• [Given text]:
************
The South Korean tech giant offers a third way to smartphone contactless payment
Samsung Pay has gone live in the UK, ready to offer an alternative to Android Pay and challenge Apple Pay.
Users of Samsung’s Galaxy S6, S7 and the latest Galaxy S8 smartphones will be able to use the contactless service, providing they have a Visa or Mastercard payment card, provided by the likes of Santander, Nationwide and MBNA.
Other banks, such as HSBC, First Direct and AmericanExpress will be adding their support for Samsung Pay in due course.
Samsung Pay UK
Alongside offering contactless smartphone payments secured by a fingerprint scanner or PIN number, users of Samsung’s more modern Galaxy handsets can authenticate payments through use of the iris scanner supported by the smartphones.
For security purposes, Samsung Pay generates a digital token that is associated with a user’s smartphone and stored on a secure server to bypass the need to effectively broadcast card numbers to a vendor’s card reader and to ensure that the number is only associated with the cardholder’s chosen device rather than multiple handsets.
************
• [Source data]:
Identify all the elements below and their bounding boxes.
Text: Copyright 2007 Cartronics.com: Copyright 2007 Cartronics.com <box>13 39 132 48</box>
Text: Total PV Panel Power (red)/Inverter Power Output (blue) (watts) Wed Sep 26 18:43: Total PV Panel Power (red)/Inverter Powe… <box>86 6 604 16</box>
************
• [Work required]:
Answer these from the text on Samsung Pay in the UK:
1. Which Galaxy smartphones can use the service?
2. Which kinds of payment card must users have?
3. What does Samsung Pay generate for security purposes?
None of the lines are needed for this work.

• [Exercise answer]:
1. The Galaxy S6, S7 and Galaxy S8.
2. A Visa or Mastercard payment card.
3. A digital token that is associated with a user's smartphone and stored on a secure server.